Stored records:
════════

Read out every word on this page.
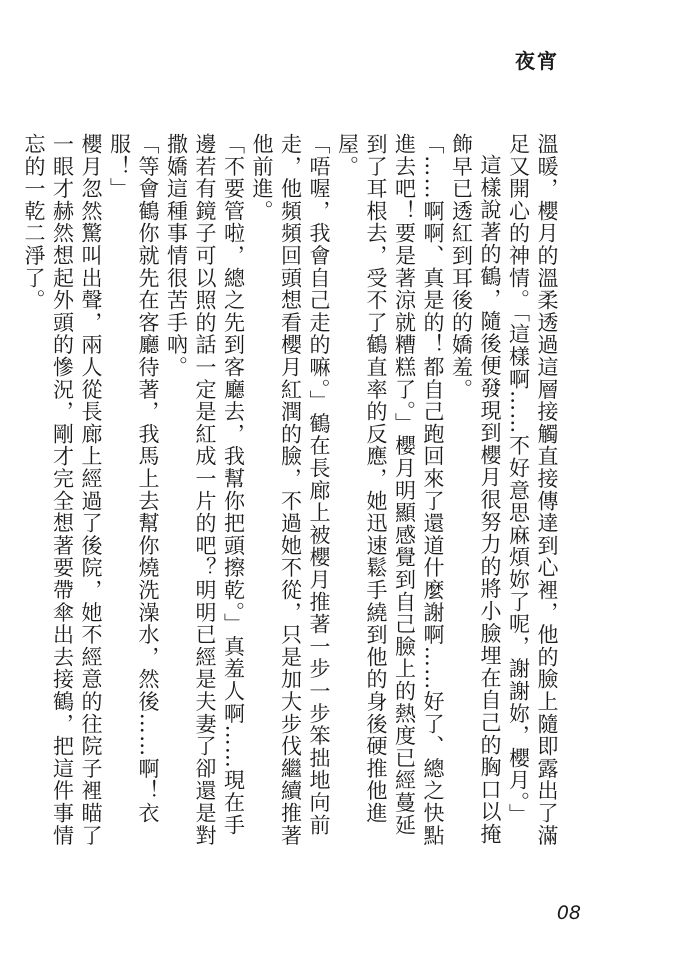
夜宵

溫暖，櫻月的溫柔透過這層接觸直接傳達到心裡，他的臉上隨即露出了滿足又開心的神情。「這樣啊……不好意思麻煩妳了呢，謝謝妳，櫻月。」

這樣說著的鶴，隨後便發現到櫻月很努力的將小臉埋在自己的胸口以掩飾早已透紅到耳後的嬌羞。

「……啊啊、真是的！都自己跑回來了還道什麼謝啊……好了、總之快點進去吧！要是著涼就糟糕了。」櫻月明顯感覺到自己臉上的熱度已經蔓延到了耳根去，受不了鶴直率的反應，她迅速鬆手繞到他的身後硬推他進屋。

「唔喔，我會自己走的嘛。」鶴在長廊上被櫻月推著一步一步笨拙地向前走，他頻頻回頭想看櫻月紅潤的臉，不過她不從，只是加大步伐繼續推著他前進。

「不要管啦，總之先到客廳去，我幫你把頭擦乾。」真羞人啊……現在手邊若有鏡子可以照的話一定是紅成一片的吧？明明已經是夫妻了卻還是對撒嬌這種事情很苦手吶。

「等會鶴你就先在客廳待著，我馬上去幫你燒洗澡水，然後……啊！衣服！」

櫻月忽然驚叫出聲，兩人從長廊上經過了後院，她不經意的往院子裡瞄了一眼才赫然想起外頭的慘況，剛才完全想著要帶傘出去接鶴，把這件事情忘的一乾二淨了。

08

════════

INSTRUCTIONS TO FOLLOW
Do not include images; quote all of the entries above exactly.

WRITTEN SOLUTION
Read out every word on this page.
夜宵

溫暖，櫻月的溫柔透過這層接觸直接傳達到心裡，他的臉上隨即露出了滿足又開心的神情。「這樣啊……不好意思麻煩妳了呢，謝謝妳，櫻月。」

這樣說著的鶴，隨後便發現到櫻月很努力的將小臉埋在自己的胸口以掩飾早已透紅到耳後的嬌羞。

「……啊啊、真是的！都自己跑回來了還道什麼謝啊……好了、總之快點進去吧！要是著涼就糟糕了。」櫻月明顯感覺到自己臉上的熱度已經蔓延到了耳根去，受不了鶴直率的反應，她迅速鬆手繞到他的身後硬推他進屋。

「唔喔，我會自己走的嘛。」鶴在長廊上被櫻月推著一步一步笨拙地向前走，他頻頻回頭想看櫻月紅潤的臉，不過她不從，只是加大步伐繼續推著他前進。

「不要管啦，總之先到客廳去，我幫你把頭擦乾。」真羞人啊……現在手邊若有鏡子可以照的話一定是紅成一片的吧？明明已經是夫妻了卻還是對撒嬌這種事情很苦手吶。

「等會鶴你就先在客廳待著，我馬上去幫你燒洗澡水，然後……啊！衣服！」

櫻月忽然驚叫出聲，兩人從長廊上經過了後院，她不經意的往院子裡瞄了一眼才赫然想起外頭的慘況，剛才完全想著要帶傘出去接鶴，把這件事情忘的一乾二淨了。

08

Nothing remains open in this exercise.